(Saved entries)

--*--

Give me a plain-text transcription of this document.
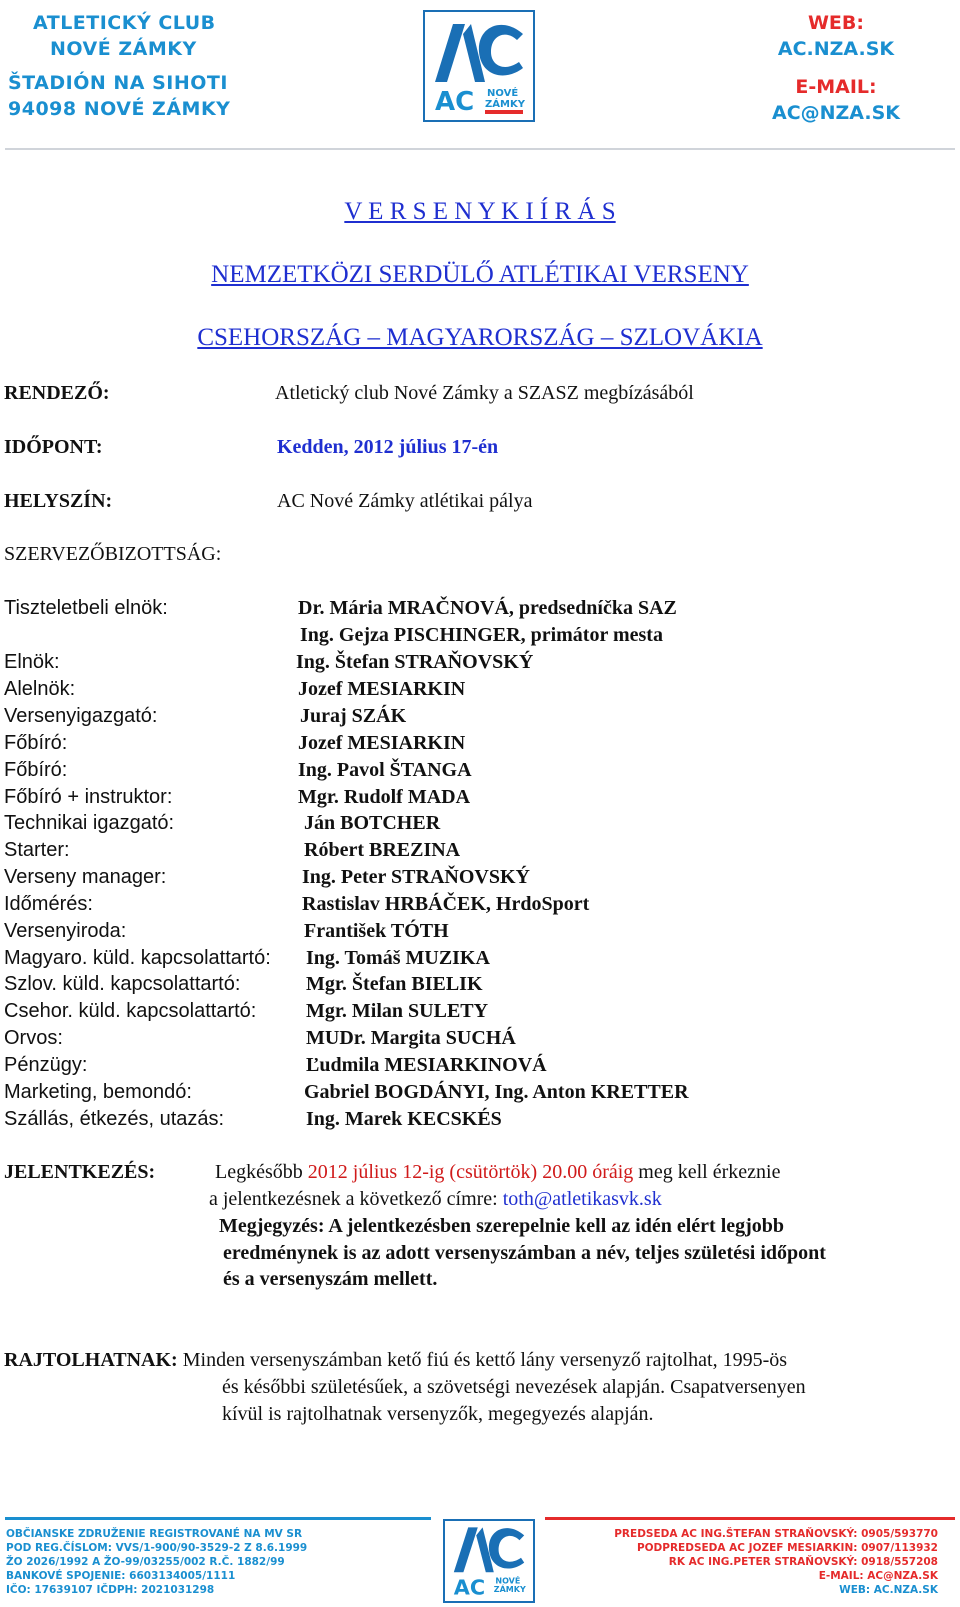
ATLETICKÝ CLUB
NOVÉ ZÁMKY
ŠTADIÓN NA SIHOTI
94098 NOVÉ ZÁMKY	AC NOVÉ
ZÁMKY
WEB:
AC.NZA.SK
E-MAIL:
AC@NZA.SK
V E R S E N Y K I Í R Á S
NEMZETKÖZI SERDÜLŐ ATLÉTIKAI VERSENY
CSEHORSZÁG – MAGYARORSZÁG – SZLOVÁKIA
RENDEZŐ:	Atletický club Nové Zámky a SZASZ megbízásából
IDŐPONT:	Kedden, 2012 július 17-én
HELYSZÍN:	AC Nové Zámky atlétikai pálya
SZERVEZŐBIZOTTSÁG:
Tiszteletbeli elnök:	Dr. Mária MRAČNOVÁ, predsedníčka SAZ
Ing. Gejza PISCHINGER, primátor mesta
Elnök:	Ing. Štefan STRAŇOVSKÝ
Alelnök:	Jozef MESIARKIN
Versenyigazgató:	Juraj SZÁK
Főbíró:	Jozef MESIARKIN
Főbíró:	Ing. Pavol ŠTANGA
Főbíró + instruktor:	Mgr. Rudolf MADA
Technikai igazgató:	Ján BOTCHER
Starter:	Róbert BREZINA
Verseny manager:	Ing. Peter STRAŇOVSKÝ
Időmérés:	Rastislav HRBÁČEK, HrdoSport
Versenyiroda:	František TÓTH
Magyaro. küld. kapcsolattartó: Ing. Tomáš MUZIKA
Szlov. küld. kapcsolattartó:	Mgr. Štefan BIELIK
Csehor. küld. kapcsolattartó: Mgr. Milan SULETY
Orvos:	MUDr. Margita SUCHÁ
Pénzügy:	Ľudmila MESIARKINOVÁ
Marketing, bemondó:	Gabriel BOGDÁNYI, Ing. Anton KRETTER
Szállás, étkezés, utazás:	Ing. Marek KECSKÉS
JELENTKEZÉS:	Legkésőbb 2012 július 12-ig (csütörtök) 20.00 óráig meg kell érkeznie
a jelentkezésnek a következő címre: toth@atletikasvk.sk
Megjegyzés: A jelentkezésben szerepelnie kell az idén elért legjobb
eredménynek is az adott versenyszámban a név, teljes születési időpont
és a versenyszám mellett.
RAJTOLHATNAK: Minden versenyszámban kető fiú és kettő lány versenyző rajtolhat, 1995-ös
és későbbi születésűek, a szövetségi nevezések alapján. Csapatversenyen
kívül is rajtolhatnak versenyzők, megegyezés alapján.
OBČIANSKE ZDRUŽENIE REGISTROVANÉ NA MV SR
POD REG.ČÍSLOM: VVS/1-900/90-3529-2 Z 8.6.1999
ŽO 2026/1992 A ŽO-99/03255/002 R.Č. 1882/99
BANKOVÉ SPOJENIE: 6603134005/1111
IČO: 17639107 IČDPH: 2021031298	AC NOVÉ
ZÁMKY
PREDSEDA AC ING.ŠTEFAN STRAŇOVSKÝ: 0905/593770
PODPREDSEDA AC JOZEF MESIARKIN: 0907/113932
RK AC ING.PETER STRAŇOVSKÝ: 0918/557208
E-MAIL: AC@NZA.SK
WEB: AC.NZA.SK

--*--

#### Task statement:
Leave the pictures out, and transcribe each of the records exactly.

#### Written reply:
Give me a plain-text transcription of this document.
ATLETICKÝ CLUB
NOVÉ ZÁMKY
ŠTADIÓN NA SIHOTI
94098 NOVÉ ZÁMKY	AC NOVÉ
ZÁMKY
WEB:
AC.NZA.SK
E-MAIL:
AC@NZA.SK
V E R S E N Y K I Í R Á S
NEMZETKÖZI SERDÜLŐ ATLÉTIKAI VERSENY
CSEHORSZÁG – MAGYARORSZÁG – SZLOVÁKIA
RENDEZŐ:	Atletický club Nové Zámky a SZASZ megbízásából
IDŐPONT:	Kedden, 2012 július 17-én
HELYSZÍN:	AC Nové Zámky atlétikai pálya
SZERVEZŐBIZOTTSÁG:
Tiszteletbeli elnök:	Dr. Mária MRAČNOVÁ, predsedníčka SAZ
Ing. Gejza PISCHINGER, primátor mesta
Elnök:	Ing. Štefan STRAŇOVSKÝ
Alelnök:	Jozef MESIARKIN
Versenyigazgató:	Juraj SZÁK
Főbíró:	Jozef MESIARKIN
Főbíró:	Ing. Pavol ŠTANGA
Főbíró + instruktor:	Mgr. Rudolf MADA
Technikai igazgató:	Ján BOTCHER
Starter:	Róbert BREZINA
Verseny manager:	Ing. Peter STRAŇOVSKÝ
Időmérés:	Rastislav HRBÁČEK, HrdoSport
Versenyiroda:	František TÓTH
Magyaro. küld. kapcsolattartó: Ing. Tomáš MUZIKA
Szlov. küld. kapcsolattartó:	Mgr. Štefan BIELIK
Csehor. küld. kapcsolattartó: Mgr. Milan SULETY
Orvos:	MUDr. Margita SUCHÁ
Pénzügy:	Ľudmila MESIARKINOVÁ
Marketing, bemondó:	Gabriel BOGDÁNYI, Ing. Anton KRETTER
Szállás, étkezés, utazás:	Ing. Marek KECSKÉS
JELENTKEZÉS:	Legkésőbb 2012 július 12-ig (csütörtök) 20.00 óráig meg kell érkeznie
a jelentkezésnek a következő címre: toth@atletikasvk.sk
Megjegyzés: A jelentkezésben szerepelnie kell az idén elért legjobb
eredménynek is az adott versenyszámban a név, teljes születési időpont
és a versenyszám mellett.
RAJTOLHATNAK: Minden versenyszámban kető fiú és kettő lány versenyző rajtolhat, 1995-ös
és későbbi születésűek, a szövetségi nevezések alapján. Csapatversenyen
kívül is rajtolhatnak versenyzők, megegyezés alapján.
OBČIANSKE ZDRUŽENIE REGISTROVANÉ NA MV SR
POD REG.ČÍSLOM: VVS/1-900/90-3529-2 Z 8.6.1999
ŽO 2026/1992 A ŽO-99/03255/002 R.Č. 1882/99
BANKOVÉ SPOJENIE: 6603134005/1111
IČO: 17639107 IČDPH: 2021031298	AC NOVÉ
ZÁMKY
PREDSEDA AC ING.ŠTEFAN STRAŇOVSKÝ: 0905/593770
PODPREDSEDA AC JOZEF MESIARKIN: 0907/113932
RK AC ING.PETER STRAŇOVSKÝ: 0918/557208
E-MAIL: AC@NZA.SK
WEB: AC.NZA.SK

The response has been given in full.